Look through the data and write out every line with the word "Forward" in it.

*Given records*:
=-=-=
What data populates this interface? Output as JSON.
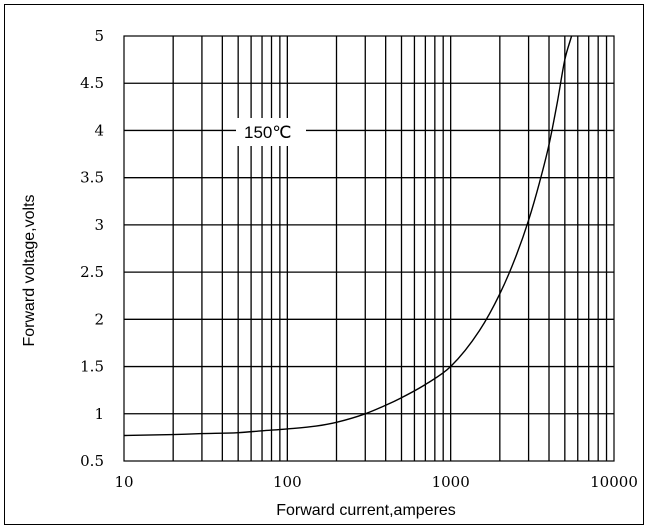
{
  "chart_data": {
    "type": "line",
    "title": "",
    "xlabel": "Forward current,amperes",
    "ylabel": "Forward voltage,volts",
    "x_scale": "log",
    "xlim": [
      10,
      10000
    ],
    "ylim": [
      0.5,
      5
    ],
    "x_ticks": [
      10,
      100,
      1000,
      10000
    ],
    "x_tick_labels": [
      "10",
      "100",
      "1000",
      "10000"
    ],
    "y_ticks": [
      0.5,
      1,
      1.5,
      2,
      2.5,
      3,
      3.5,
      4,
      4.5,
      5
    ],
    "y_tick_labels": [
      "0.5",
      "1",
      "1.5",
      "2",
      "2.5",
      "3",
      "3.5",
      "4",
      "4.5",
      "5"
    ],
    "grid": true,
    "annotation": "150℃",
    "series": [
      {
        "x": [
          10,
          20,
          30,
          50,
          70,
          100,
          150,
          200,
          300,
          400,
          500,
          700,
          1000,
          1500,
          2000,
          2500,
          3000,
          3500,
          4000,
          4500,
          5000,
          5500
        ],
        "y": [
          0.77,
          0.78,
          0.79,
          0.8,
          0.82,
          0.84,
          0.87,
          0.91,
          1.0,
          1.09,
          1.17,
          1.31,
          1.5,
          1.88,
          2.27,
          2.66,
          3.05,
          3.45,
          3.85,
          4.3,
          4.75,
          5.0
        ]
      }
    ]
  }
}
=-=-=
*Exercise response*:
    "xlabel": "Forward current,amperes",
    "ylabel": "Forward voltage,volts",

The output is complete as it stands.